_Work to be completed_. All entries should be output exactly as they stand.

_Task material_.
___
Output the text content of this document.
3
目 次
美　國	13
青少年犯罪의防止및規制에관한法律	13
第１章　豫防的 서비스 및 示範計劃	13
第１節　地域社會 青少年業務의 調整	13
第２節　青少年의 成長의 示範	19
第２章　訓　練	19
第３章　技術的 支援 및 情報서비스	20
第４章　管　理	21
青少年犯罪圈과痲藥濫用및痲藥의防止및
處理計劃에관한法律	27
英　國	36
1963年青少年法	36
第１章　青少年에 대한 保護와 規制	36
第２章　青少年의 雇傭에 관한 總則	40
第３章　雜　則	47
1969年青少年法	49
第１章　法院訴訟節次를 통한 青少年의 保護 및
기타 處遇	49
___
_Solution_.
Output the text content of this document.
3
目 次
美　國	13
青少年犯罪의防止및規制에관한法律	13
第１章　豫防的 서비스 및 示範計劃	13
第１節　地域社會 青少年業務의 調整	13
第２節　青少年의 成長의 示範	19
第２章　訓　練	19
第３章　技術的 支援 및 情報서비스	20
第４章　管　理	21
青少年犯罪圈과痲藥濫用및痲藥의防止및
處理計劃에관한法律	27
英　國	36
1963年青少年法	36
第１章　青少年에 대한 保護와 規制	36
第２章　青少年의 雇傭에 관한 總則	40
第３章　雜　則	47
1969年青少年法	49
第１章　法院訴訟節次를 통한 青少年의 保護 및
기타 處遇	49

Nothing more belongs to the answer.